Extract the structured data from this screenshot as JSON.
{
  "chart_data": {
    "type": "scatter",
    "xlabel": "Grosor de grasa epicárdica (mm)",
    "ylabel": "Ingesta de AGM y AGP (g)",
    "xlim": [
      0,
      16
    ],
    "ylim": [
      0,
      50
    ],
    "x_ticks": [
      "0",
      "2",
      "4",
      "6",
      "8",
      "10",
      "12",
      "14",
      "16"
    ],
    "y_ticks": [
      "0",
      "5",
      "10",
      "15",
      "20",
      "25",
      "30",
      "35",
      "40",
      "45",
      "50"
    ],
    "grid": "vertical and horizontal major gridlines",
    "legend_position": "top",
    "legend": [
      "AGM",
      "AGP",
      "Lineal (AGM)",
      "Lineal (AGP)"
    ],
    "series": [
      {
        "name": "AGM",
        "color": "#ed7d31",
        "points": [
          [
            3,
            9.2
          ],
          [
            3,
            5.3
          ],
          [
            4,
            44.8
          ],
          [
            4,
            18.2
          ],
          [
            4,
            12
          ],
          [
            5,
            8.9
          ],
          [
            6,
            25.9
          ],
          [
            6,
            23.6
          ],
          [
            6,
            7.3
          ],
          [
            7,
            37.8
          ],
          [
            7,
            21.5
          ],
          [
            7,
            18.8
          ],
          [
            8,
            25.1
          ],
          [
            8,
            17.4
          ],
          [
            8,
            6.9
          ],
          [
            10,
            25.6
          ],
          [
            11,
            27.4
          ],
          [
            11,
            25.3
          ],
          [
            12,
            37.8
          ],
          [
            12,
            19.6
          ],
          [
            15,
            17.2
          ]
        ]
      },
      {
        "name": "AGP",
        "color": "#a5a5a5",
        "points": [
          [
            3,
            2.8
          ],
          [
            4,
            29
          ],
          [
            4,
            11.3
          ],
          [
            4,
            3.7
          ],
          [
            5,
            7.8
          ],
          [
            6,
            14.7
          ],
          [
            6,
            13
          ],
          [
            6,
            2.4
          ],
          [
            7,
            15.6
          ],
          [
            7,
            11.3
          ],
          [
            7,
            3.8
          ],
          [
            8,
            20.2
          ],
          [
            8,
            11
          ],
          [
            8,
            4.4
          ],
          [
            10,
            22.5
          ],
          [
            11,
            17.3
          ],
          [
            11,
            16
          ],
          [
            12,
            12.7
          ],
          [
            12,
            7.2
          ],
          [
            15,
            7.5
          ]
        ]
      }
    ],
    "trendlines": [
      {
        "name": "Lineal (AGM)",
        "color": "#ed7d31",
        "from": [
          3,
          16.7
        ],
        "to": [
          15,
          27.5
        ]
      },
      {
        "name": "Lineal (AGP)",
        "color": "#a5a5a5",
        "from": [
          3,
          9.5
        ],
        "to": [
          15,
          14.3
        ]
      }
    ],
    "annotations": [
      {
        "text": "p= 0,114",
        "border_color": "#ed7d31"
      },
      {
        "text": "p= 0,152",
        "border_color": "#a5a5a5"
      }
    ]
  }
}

○ ○ ○ ○ ○

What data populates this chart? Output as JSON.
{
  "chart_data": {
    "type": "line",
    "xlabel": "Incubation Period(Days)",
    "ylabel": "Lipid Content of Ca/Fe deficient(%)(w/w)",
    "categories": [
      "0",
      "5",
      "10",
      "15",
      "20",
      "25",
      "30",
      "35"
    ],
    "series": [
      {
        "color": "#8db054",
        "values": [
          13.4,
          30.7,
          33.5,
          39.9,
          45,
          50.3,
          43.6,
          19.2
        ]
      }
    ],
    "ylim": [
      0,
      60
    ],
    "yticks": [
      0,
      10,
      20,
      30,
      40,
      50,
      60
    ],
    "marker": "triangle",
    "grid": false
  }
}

○ ○ ○ ○ ○

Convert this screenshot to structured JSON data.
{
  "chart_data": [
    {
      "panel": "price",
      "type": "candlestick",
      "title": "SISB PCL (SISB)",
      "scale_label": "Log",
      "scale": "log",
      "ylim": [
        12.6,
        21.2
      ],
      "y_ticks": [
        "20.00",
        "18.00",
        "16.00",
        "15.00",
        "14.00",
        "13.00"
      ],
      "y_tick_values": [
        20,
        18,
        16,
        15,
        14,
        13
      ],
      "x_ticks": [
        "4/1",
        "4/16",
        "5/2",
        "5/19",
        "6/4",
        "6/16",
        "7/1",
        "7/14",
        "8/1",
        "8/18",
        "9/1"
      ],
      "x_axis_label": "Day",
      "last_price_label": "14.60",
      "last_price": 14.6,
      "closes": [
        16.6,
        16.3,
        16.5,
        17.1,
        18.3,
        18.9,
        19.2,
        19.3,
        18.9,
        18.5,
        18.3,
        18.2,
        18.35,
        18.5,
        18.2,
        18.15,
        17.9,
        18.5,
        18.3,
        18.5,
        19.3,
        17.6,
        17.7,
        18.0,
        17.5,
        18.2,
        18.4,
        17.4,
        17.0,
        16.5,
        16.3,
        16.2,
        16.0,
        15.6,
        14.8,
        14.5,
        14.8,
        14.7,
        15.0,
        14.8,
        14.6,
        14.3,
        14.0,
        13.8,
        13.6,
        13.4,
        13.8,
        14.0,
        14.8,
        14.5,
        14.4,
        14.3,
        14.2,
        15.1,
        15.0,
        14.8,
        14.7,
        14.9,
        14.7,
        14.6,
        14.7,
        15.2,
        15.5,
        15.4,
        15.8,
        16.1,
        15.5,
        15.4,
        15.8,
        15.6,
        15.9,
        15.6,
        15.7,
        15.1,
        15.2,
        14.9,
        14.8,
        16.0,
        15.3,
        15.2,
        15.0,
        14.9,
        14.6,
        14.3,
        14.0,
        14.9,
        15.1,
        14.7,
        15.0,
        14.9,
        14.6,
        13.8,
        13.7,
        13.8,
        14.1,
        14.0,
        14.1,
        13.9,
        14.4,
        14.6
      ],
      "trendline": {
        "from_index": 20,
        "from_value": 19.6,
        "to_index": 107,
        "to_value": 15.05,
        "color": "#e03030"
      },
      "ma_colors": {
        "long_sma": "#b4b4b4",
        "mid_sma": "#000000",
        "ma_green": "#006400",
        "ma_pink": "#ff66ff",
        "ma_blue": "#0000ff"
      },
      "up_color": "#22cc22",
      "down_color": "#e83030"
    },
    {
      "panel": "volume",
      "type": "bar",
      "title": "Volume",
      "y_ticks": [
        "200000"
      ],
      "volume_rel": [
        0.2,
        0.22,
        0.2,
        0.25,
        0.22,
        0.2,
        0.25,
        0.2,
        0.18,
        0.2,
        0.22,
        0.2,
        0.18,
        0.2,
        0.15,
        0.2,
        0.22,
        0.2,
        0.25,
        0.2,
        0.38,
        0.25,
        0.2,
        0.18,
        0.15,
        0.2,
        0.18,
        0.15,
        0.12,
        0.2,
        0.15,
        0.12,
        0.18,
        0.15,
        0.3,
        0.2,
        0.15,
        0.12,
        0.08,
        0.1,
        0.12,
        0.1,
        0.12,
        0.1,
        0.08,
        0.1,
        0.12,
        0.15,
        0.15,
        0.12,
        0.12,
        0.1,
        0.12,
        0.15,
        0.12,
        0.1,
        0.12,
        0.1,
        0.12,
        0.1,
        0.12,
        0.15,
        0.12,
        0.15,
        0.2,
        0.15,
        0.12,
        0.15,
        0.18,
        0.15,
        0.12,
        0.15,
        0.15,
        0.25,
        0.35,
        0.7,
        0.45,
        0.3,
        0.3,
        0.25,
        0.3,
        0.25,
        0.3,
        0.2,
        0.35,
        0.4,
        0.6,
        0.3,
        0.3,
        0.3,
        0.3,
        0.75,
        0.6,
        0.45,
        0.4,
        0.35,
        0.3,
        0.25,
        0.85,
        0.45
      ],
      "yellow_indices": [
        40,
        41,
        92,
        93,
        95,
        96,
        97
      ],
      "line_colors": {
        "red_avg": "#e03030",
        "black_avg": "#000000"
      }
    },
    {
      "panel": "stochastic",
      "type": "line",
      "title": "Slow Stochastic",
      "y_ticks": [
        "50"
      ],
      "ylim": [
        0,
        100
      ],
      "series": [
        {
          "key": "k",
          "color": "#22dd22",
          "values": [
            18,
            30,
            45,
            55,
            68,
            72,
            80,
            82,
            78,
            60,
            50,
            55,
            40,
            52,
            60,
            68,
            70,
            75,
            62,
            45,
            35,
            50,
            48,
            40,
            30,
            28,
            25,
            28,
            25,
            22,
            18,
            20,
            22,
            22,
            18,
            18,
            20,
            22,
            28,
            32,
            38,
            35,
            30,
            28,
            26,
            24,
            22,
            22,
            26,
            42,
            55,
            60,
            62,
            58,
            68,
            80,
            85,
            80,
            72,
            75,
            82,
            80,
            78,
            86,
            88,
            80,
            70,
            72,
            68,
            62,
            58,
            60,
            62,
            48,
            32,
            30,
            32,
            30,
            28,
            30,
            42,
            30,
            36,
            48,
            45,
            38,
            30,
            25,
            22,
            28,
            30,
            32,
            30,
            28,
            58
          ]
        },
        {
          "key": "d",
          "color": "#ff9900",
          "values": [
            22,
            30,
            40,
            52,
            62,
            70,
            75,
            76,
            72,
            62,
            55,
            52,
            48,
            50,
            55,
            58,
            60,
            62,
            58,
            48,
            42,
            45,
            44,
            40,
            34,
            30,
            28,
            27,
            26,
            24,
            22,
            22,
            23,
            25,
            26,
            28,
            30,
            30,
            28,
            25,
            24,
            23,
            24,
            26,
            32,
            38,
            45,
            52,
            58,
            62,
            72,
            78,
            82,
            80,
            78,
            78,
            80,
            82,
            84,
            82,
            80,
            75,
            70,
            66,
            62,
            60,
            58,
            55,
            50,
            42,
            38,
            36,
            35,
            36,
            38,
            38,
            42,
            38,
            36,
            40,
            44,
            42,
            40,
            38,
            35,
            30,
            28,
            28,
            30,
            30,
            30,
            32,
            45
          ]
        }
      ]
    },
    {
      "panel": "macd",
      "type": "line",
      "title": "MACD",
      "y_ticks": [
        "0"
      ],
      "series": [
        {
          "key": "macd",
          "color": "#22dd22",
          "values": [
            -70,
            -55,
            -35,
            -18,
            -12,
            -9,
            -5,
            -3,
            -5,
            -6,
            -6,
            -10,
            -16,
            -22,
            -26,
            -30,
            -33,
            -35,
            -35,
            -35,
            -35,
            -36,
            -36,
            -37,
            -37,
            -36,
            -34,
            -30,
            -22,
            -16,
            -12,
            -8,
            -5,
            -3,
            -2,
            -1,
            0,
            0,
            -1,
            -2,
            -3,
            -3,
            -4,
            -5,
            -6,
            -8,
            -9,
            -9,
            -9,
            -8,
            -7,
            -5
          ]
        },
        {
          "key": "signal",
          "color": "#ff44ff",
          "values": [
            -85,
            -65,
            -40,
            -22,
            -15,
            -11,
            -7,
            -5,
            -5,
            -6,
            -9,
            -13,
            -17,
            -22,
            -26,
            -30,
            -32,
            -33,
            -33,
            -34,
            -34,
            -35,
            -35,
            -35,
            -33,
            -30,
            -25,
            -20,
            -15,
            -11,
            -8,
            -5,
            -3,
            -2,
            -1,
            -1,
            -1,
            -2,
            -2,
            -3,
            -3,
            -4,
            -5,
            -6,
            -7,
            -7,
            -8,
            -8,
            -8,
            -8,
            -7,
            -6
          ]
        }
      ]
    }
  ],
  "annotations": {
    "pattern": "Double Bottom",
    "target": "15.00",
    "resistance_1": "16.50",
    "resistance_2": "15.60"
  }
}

○ ○ ○ ○ ○

• _EXERCISE_:
The answer is a single number: how many lines include the word "ylabel"?

• _FULL SOLUTION_:
2